◆ **Dataset excerpts**
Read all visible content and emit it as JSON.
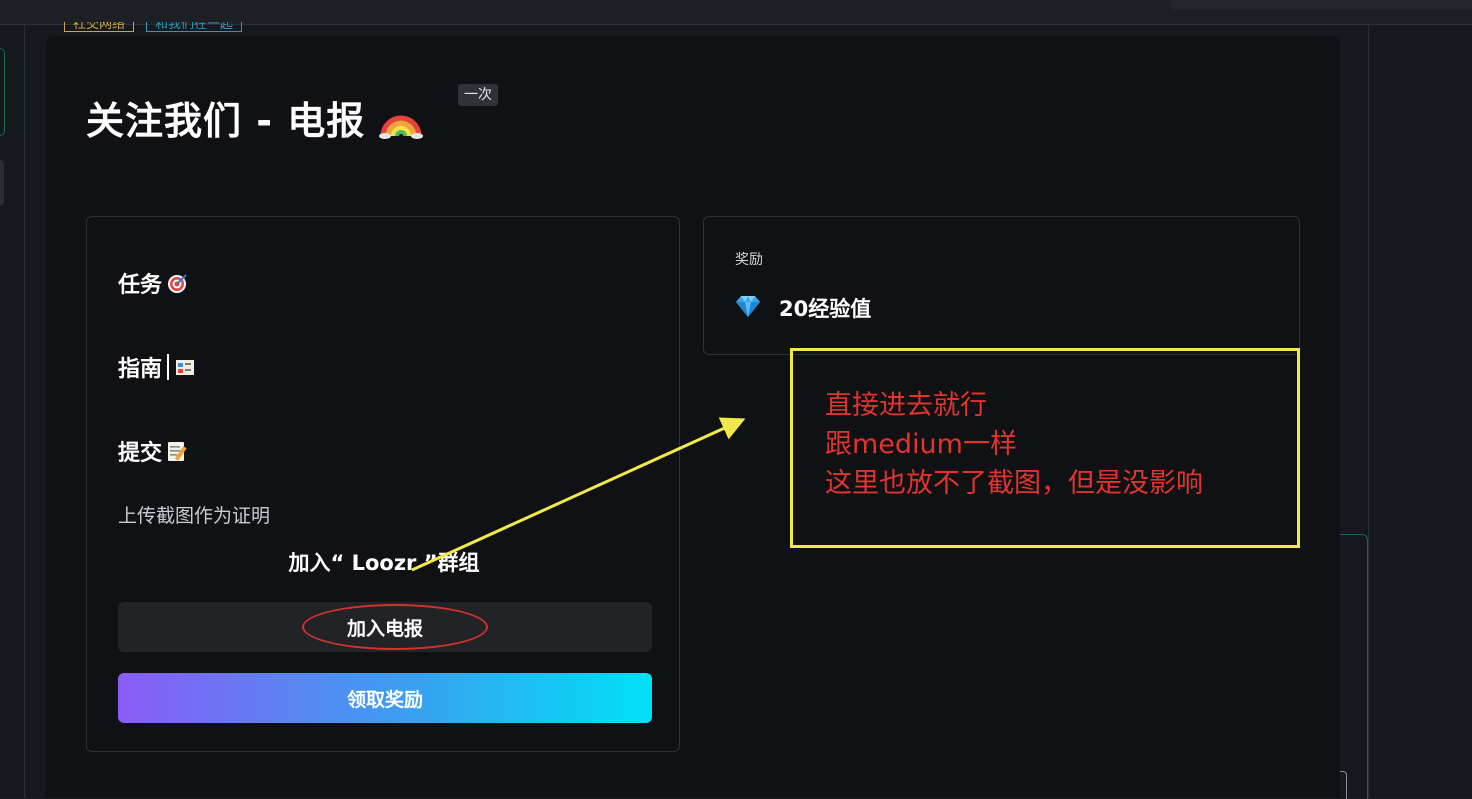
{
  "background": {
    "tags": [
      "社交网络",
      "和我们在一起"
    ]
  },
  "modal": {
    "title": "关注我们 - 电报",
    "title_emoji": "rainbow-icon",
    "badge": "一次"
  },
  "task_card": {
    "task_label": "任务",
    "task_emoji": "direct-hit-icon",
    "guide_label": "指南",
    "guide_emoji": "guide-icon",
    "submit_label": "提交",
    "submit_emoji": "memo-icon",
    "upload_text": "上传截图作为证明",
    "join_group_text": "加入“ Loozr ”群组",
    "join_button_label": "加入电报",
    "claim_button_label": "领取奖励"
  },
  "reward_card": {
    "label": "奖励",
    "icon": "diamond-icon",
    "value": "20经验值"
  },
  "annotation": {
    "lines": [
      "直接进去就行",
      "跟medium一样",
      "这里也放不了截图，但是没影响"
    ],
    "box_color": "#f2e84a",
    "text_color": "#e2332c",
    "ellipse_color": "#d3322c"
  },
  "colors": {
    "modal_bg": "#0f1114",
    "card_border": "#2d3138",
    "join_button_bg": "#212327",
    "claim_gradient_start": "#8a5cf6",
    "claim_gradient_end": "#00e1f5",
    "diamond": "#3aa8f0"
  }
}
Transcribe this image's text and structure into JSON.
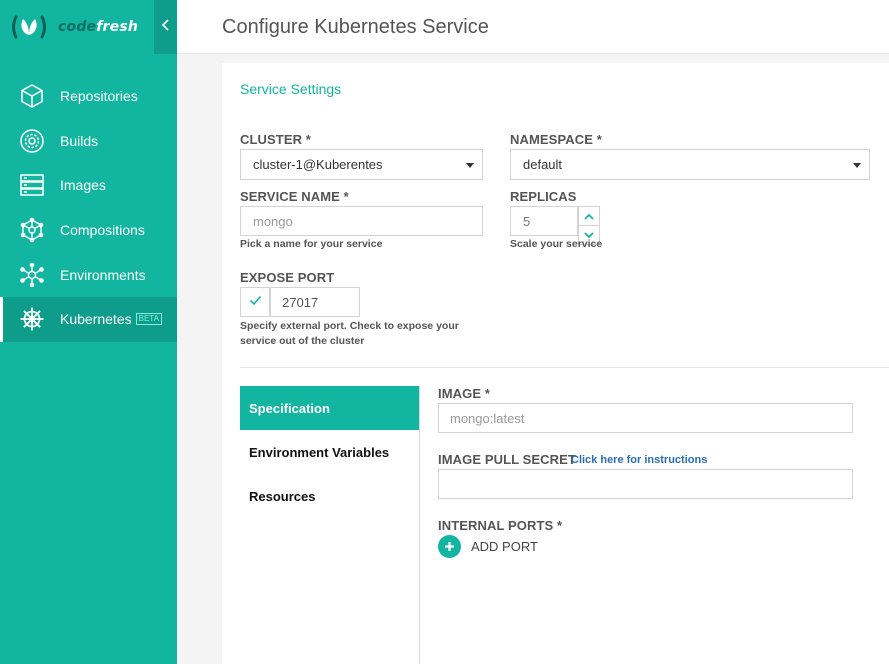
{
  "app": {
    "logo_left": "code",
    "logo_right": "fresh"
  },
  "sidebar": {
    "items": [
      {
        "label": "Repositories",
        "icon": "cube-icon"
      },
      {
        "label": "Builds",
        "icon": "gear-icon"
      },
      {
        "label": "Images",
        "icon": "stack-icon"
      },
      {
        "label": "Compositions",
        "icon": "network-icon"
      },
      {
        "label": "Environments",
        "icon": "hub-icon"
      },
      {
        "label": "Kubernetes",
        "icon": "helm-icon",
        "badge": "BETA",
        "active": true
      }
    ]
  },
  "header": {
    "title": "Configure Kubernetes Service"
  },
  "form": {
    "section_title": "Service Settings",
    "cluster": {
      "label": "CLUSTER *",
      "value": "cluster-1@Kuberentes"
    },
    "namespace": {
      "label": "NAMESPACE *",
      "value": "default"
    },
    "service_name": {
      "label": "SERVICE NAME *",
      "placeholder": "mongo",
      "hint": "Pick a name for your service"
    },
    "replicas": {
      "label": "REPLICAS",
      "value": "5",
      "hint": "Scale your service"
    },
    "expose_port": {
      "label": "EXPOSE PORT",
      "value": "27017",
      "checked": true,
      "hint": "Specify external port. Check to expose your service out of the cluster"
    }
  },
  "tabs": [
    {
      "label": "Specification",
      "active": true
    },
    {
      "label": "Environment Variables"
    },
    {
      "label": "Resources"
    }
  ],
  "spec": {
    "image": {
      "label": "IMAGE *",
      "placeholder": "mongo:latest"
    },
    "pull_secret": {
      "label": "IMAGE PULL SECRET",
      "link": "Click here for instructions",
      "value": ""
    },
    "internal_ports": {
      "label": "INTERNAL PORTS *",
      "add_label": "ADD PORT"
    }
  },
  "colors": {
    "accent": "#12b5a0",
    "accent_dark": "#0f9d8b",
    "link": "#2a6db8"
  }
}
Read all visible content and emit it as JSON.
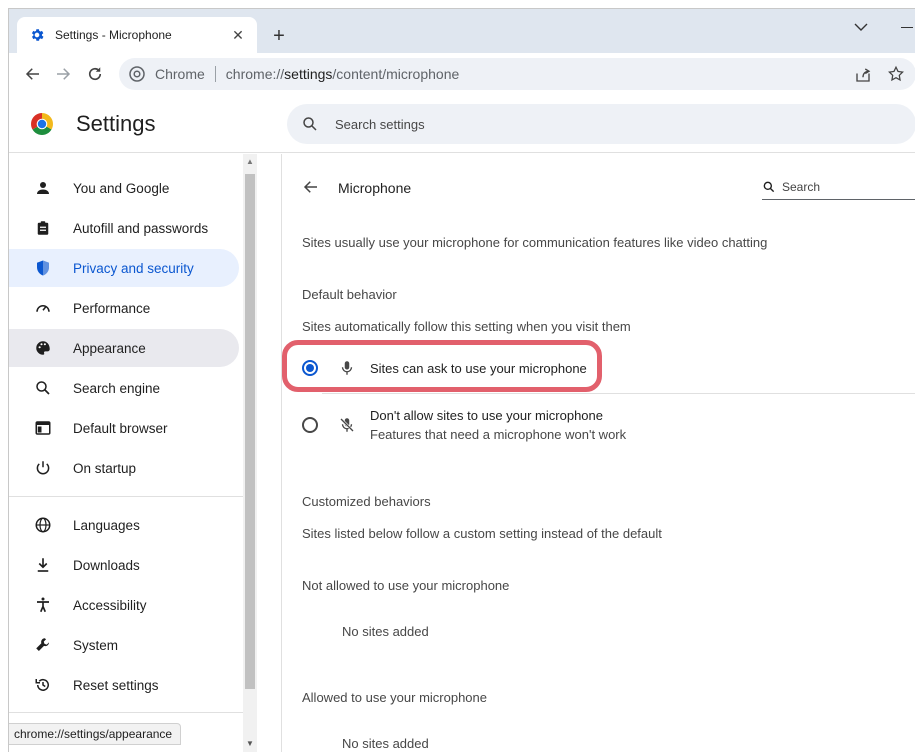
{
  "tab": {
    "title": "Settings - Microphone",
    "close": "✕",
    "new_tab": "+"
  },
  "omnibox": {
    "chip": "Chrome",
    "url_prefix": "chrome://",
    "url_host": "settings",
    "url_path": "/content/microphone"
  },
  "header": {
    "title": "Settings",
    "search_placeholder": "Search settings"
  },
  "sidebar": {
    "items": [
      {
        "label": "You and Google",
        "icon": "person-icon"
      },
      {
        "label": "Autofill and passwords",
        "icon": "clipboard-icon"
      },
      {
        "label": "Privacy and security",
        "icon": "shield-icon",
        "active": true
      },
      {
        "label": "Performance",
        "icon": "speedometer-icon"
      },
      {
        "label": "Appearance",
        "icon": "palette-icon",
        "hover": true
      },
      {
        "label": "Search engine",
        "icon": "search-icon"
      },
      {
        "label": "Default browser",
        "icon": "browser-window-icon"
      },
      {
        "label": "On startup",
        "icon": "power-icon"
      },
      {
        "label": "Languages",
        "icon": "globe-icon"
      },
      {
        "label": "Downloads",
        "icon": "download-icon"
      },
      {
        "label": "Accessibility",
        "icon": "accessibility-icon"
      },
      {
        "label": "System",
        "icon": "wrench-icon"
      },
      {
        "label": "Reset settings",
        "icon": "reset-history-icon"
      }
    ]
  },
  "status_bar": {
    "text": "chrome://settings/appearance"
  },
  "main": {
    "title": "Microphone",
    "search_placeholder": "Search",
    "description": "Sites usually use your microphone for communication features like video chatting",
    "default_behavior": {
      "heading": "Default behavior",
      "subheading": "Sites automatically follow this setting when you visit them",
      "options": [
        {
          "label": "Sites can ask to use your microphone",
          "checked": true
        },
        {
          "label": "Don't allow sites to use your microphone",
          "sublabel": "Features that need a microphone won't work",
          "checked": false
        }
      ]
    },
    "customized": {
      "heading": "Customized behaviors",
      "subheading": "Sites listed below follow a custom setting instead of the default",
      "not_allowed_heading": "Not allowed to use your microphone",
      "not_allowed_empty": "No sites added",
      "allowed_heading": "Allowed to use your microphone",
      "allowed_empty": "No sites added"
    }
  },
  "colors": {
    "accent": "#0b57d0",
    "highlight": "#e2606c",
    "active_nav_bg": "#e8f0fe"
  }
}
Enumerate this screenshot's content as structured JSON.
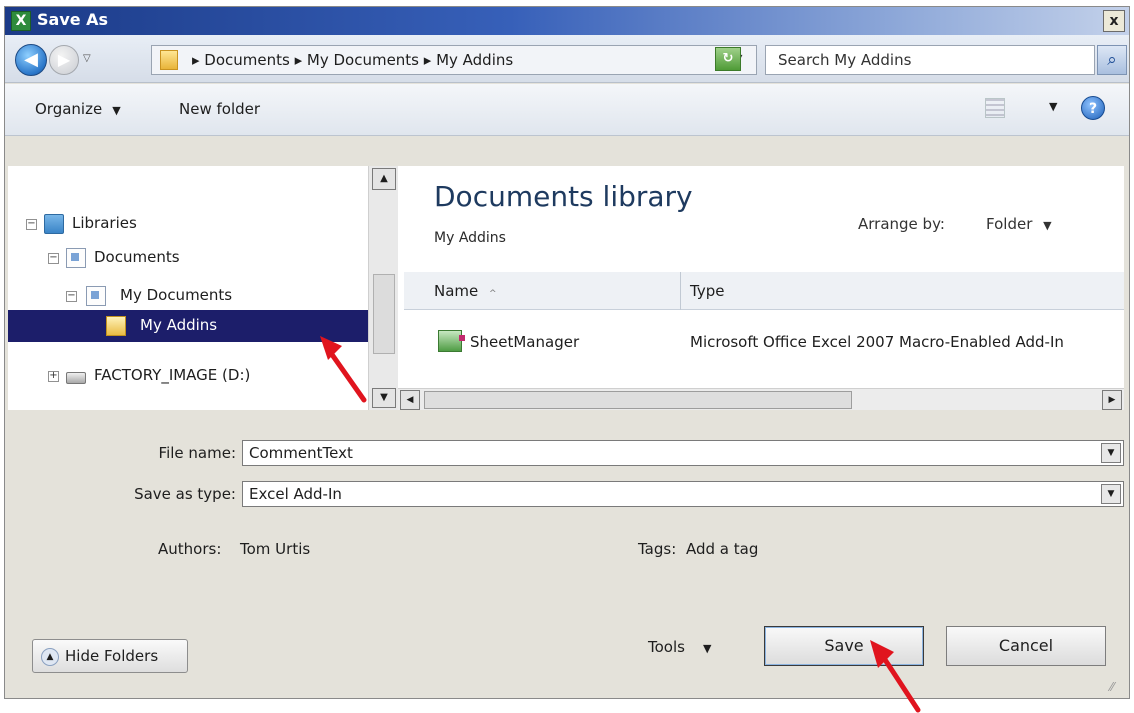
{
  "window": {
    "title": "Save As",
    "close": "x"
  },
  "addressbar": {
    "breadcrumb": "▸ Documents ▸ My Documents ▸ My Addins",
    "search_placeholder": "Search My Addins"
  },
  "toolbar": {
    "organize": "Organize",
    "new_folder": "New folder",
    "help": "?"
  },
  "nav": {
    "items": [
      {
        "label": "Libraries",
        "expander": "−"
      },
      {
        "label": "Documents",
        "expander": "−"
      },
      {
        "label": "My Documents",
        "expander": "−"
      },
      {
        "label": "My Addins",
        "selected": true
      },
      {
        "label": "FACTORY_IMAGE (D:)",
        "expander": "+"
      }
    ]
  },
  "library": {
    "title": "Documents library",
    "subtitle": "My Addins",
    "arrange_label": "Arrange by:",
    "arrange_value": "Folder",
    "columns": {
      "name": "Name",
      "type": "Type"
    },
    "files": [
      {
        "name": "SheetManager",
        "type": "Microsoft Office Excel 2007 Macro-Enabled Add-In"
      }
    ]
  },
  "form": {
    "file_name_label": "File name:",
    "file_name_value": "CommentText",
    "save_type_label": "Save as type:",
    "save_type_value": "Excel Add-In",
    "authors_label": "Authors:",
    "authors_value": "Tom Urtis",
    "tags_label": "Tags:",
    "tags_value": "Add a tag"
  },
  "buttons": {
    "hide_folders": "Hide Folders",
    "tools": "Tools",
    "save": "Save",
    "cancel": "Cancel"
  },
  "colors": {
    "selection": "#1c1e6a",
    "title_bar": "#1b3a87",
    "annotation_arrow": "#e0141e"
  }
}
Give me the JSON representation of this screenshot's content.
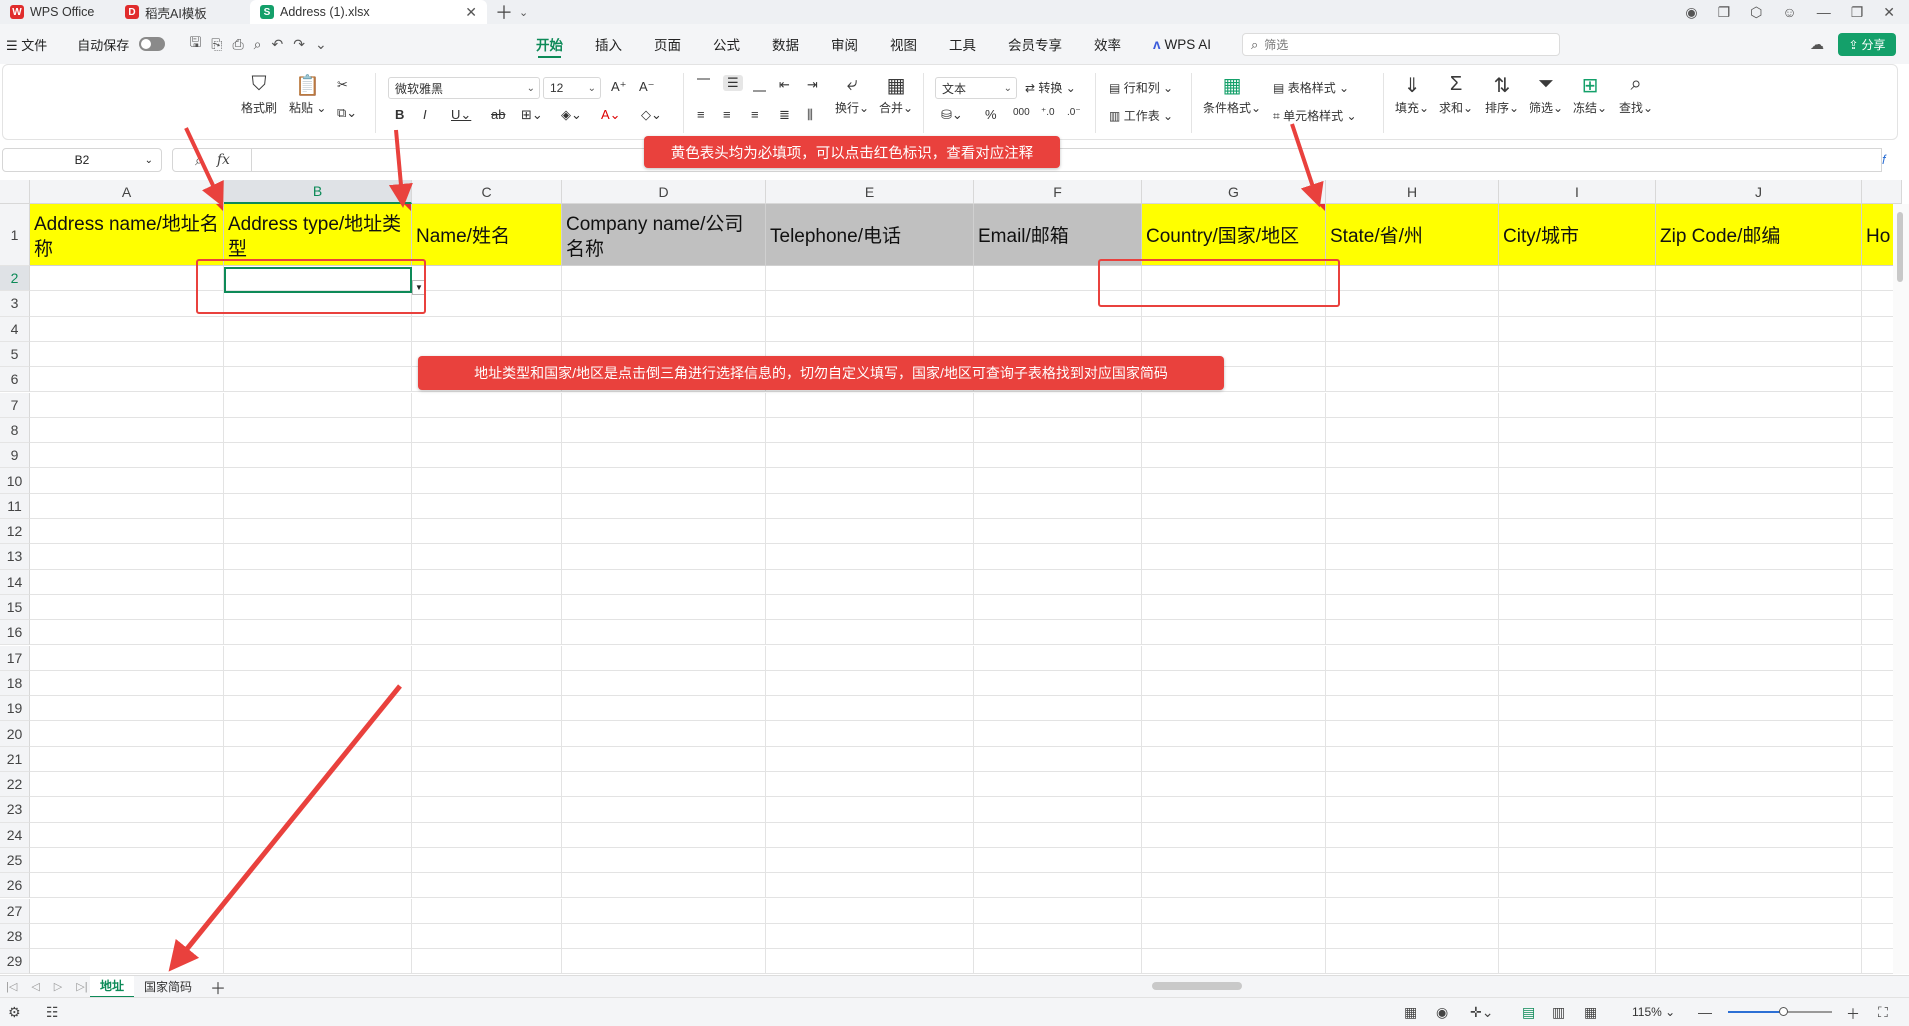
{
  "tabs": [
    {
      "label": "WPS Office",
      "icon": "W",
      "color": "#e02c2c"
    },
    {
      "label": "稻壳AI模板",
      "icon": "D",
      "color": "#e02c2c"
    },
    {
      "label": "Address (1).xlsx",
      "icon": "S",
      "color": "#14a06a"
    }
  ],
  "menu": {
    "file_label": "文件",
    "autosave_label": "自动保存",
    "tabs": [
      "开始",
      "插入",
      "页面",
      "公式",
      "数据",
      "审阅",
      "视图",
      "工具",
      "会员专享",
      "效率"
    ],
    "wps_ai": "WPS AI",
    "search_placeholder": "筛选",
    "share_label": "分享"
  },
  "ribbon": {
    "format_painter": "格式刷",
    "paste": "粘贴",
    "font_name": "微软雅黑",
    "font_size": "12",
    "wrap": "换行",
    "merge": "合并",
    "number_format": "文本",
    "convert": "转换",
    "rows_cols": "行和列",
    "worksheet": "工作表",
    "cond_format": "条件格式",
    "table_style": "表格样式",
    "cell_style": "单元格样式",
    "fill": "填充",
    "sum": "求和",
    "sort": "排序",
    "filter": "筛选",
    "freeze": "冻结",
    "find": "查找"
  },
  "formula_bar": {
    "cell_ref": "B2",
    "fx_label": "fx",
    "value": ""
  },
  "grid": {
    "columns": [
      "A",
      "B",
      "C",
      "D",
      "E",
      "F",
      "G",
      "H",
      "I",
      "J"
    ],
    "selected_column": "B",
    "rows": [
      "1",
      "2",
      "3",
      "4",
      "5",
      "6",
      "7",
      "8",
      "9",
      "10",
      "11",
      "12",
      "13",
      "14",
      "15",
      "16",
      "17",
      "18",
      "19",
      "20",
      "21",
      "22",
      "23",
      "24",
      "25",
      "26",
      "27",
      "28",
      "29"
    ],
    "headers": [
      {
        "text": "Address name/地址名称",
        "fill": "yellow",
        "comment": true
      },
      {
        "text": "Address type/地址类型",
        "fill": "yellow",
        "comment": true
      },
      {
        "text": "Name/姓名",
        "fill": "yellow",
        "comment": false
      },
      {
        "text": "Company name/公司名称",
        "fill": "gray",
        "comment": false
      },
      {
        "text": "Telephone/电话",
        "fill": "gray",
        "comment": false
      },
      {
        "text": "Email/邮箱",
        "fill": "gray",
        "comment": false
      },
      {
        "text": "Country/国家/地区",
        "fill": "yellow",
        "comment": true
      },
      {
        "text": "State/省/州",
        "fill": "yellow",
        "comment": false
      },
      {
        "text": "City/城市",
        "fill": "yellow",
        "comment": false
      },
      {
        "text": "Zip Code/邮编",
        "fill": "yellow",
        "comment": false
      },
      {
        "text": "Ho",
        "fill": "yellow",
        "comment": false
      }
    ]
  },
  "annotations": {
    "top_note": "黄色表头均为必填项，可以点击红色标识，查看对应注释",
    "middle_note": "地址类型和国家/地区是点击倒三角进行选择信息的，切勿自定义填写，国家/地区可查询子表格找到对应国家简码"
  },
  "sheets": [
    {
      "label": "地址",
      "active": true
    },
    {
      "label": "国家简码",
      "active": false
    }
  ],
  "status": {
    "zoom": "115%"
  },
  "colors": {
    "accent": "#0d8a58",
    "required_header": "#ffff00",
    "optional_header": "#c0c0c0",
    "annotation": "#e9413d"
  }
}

◆ **Directive**
Check each line of the entries for the string "follow". Copy the lines that have it.

◆ **Finished exercise**
      "subheading": "Sites automatically follow this setting when you visit them",
      "subheading": "Sites listed below follow a custom setting instead of the default",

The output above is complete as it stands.